> _Stored records_

<<<<

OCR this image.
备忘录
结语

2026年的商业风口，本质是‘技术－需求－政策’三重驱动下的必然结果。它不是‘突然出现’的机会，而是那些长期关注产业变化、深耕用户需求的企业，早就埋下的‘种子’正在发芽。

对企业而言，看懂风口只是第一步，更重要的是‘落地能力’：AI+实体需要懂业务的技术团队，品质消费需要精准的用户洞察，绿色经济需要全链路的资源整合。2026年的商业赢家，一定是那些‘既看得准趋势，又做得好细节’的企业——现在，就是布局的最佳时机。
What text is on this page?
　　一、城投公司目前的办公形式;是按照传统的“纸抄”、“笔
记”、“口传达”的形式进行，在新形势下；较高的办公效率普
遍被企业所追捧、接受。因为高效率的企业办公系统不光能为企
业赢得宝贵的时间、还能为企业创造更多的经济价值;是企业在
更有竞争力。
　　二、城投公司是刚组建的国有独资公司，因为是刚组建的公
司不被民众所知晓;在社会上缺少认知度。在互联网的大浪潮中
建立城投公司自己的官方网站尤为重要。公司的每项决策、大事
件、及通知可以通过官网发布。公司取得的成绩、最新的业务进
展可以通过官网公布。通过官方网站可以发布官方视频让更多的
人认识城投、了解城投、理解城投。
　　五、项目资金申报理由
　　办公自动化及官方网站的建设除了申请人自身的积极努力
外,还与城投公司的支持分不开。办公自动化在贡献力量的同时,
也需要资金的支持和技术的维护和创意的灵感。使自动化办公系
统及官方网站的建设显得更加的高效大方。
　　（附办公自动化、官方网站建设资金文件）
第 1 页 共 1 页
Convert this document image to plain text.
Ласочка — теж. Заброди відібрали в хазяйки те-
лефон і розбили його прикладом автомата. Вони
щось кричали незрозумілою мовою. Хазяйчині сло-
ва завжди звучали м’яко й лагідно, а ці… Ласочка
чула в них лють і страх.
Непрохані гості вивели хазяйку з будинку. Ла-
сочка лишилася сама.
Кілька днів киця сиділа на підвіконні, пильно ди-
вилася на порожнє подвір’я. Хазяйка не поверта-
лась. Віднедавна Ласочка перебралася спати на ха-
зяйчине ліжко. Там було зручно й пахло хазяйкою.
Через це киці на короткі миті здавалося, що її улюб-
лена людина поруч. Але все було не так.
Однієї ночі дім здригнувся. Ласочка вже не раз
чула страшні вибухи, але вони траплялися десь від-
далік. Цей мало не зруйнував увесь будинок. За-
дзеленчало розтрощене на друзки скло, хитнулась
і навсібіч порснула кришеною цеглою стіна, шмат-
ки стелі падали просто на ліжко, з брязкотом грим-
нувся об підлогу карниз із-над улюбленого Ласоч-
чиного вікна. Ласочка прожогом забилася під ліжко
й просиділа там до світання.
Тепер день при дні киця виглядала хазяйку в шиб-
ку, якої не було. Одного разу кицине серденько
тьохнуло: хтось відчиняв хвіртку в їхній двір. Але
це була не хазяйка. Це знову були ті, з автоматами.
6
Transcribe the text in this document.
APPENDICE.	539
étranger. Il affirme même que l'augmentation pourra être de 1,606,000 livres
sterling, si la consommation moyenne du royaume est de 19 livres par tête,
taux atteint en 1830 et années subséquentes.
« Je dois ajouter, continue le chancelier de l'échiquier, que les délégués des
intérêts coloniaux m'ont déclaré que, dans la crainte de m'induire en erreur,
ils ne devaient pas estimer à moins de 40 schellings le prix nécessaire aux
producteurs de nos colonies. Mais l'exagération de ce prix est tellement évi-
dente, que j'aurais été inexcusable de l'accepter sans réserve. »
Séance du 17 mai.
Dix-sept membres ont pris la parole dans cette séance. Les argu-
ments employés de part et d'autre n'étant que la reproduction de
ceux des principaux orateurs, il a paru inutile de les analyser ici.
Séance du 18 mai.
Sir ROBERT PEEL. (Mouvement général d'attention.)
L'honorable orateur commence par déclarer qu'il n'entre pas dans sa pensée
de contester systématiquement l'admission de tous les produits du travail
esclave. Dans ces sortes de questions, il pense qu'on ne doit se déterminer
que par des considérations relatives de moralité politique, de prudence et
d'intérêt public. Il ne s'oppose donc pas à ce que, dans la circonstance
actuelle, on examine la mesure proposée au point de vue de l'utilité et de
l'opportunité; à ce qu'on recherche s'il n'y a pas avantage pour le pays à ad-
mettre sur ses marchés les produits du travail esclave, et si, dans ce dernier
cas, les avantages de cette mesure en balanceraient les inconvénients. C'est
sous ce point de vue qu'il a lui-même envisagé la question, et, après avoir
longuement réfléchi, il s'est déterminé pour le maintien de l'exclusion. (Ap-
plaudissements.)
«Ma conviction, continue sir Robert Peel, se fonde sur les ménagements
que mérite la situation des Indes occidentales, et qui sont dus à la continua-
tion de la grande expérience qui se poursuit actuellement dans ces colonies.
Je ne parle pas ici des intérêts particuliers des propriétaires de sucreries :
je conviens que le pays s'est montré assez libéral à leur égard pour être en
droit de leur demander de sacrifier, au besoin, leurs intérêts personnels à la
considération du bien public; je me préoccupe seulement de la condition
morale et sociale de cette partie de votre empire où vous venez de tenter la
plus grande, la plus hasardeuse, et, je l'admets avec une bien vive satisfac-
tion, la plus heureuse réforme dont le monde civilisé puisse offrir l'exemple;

>>>>

> _SET EXERCISE_
Output every entry shown above, exactly.

> _PROBLEM SOLUTION_
OCR this image.
备忘录
结语

2026年的商业风口，本质是‘技术－需求－政策’三重驱动下的必然结果。它不是‘突然出现’的机会，而是那些长期关注产业变化、深耕用户需求的企业，早就埋下的‘种子’正在发芽。

对企业而言，看懂风口只是第一步，更重要的是‘落地能力’：AI+实体需要懂业务的技术团队，品质消费需要精准的用户洞察，绿色经济需要全链路的资源整合。2026年的商业赢家，一定是那些‘既看得准趋势，又做得好细节’的企业——现在，就是布局的最佳时机。
What text is on this page?
　　一、城投公司目前的办公形式;是按照传统的“纸抄”、“笔
记”、“口传达”的形式进行，在新形势下；较高的办公效率普
遍被企业所追捧、接受。因为高效率的企业办公系统不光能为企
业赢得宝贵的时间、还能为企业创造更多的经济价值;是企业在
更有竞争力。
　　二、城投公司是刚组建的国有独资公司，因为是刚组建的公
司不被民众所知晓;在社会上缺少认知度。在互联网的大浪潮中
建立城投公司自己的官方网站尤为重要。公司的每项决策、大事
件、及通知可以通过官网发布。公司取得的成绩、最新的业务进
展可以通过官网公布。通过官方网站可以发布官方视频让更多的
人认识城投、了解城投、理解城投。
　　五、项目资金申报理由
　　办公自动化及官方网站的建设除了申请人自身的积极努力
外,还与城投公司的支持分不开。办公自动化在贡献力量的同时,
也需要资金的支持和技术的维护和创意的灵感。使自动化办公系
统及官方网站的建设显得更加的高效大方。
　　（附办公自动化、官方网站建设资金文件）
第 1 页 共 1 页
Convert this document image to plain text.
Ласочка — теж. Заброди відібрали в хазяйки те-
лефон і розбили його прикладом автомата. Вони
щось кричали незрозумілою мовою. Хазяйчині сло-
ва завжди звучали м’яко й лагідно, а ці… Ласочка
чула в них лють і страх.
Непрохані гості вивели хазяйку з будинку. Ла-
сочка лишилася сама.
Кілька днів киця сиділа на підвіконні, пильно ди-
вилася на порожнє подвір’я. Хазяйка не поверта-
лась. Віднедавна Ласочка перебралася спати на ха-
зяйчине ліжко. Там було зручно й пахло хазяйкою.
Через це киці на короткі миті здавалося, що її улюб-
лена людина поруч. Але все було не так.
Однієї ночі дім здригнувся. Ласочка вже не раз
чула страшні вибухи, але вони траплялися десь від-
далік. Цей мало не зруйнував увесь будинок. За-
дзеленчало розтрощене на друзки скло, хитнулась
і навсібіч порснула кришеною цеглою стіна, шмат-
ки стелі падали просто на ліжко, з брязкотом грим-
нувся об підлогу карниз із-над улюбленого Ласоч-
чиного вікна. Ласочка прожогом забилася під ліжко
й просиділа там до світання.
Тепер день при дні киця виглядала хазяйку в шиб-
ку, якої не було. Одного разу кицине серденько
тьохнуло: хтось відчиняв хвіртку в їхній двір. Але
це була не хазяйка. Це знову були ті, з автоматами.
6
Transcribe the text in this document.
APPENDICE.	539
étranger. Il affirme même que l'augmentation pourra être de 1,606,000 livres
sterling, si la consommation moyenne du royaume est de 19 livres par tête,
taux atteint en 1830 et années subséquentes.
« Je dois ajouter, continue le chancelier de l'échiquier, que les délégués des
intérêts coloniaux m'ont déclaré que, dans la crainte de m'induire en erreur,
ils ne devaient pas estimer à moins de 40 schellings le prix nécessaire aux
producteurs de nos colonies. Mais l'exagération de ce prix est tellement évi-
dente, que j'aurais été inexcusable de l'accepter sans réserve. »
Séance du 17 mai.
Dix-sept membres ont pris la parole dans cette séance. Les argu-
ments employés de part et d'autre n'étant que la reproduction de
ceux des principaux orateurs, il a paru inutile de les analyser ici.
Séance du 18 mai.
Sir ROBERT PEEL. (Mouvement général d'attention.)
L'honorable orateur commence par déclarer qu'il n'entre pas dans sa pensée
de contester systématiquement l'admission de tous les produits du travail
esclave. Dans ces sortes de questions, il pense qu'on ne doit se déterminer
que par des considérations relatives de moralité politique, de prudence et
d'intérêt public. Il ne s'oppose donc pas à ce que, dans la circonstance
actuelle, on examine la mesure proposée au point de vue de l'utilité et de
l'opportunité; à ce qu'on recherche s'il n'y a pas avantage pour le pays à ad-
mettre sur ses marchés les produits du travail esclave, et si, dans ce dernier
cas, les avantages de cette mesure en balanceraient les inconvénients. C'est
sous ce point de vue qu'il a lui-même envisagé la question, et, après avoir
longuement réfléchi, il s'est déterminé pour le maintien de l'exclusion. (Ap-
plaudissements.)
«Ma conviction, continue sir Robert Peel, se fonde sur les ménagements
que mérite la situation des Indes occidentales, et qui sont dus à la continua-
tion de la grande expérience qui se poursuit actuellement dans ces colonies.
Je ne parle pas ici des intérêts particuliers des propriétaires de sucreries :
je conviens que le pays s'est montré assez libéral à leur égard pour être en
droit de leur demander de sacrifier, au besoin, leurs intérêts personnels à la
considération du bien public; je me préoccupe seulement de la condition
morale et sociale de cette partie de votre empire où vous venez de tenter la
plus grande, la plus hasardeuse, et, je l'admets avec une bien vive satisfac-
tion, la plus heureuse réforme dont le monde civilisé puisse offrir l'exemple;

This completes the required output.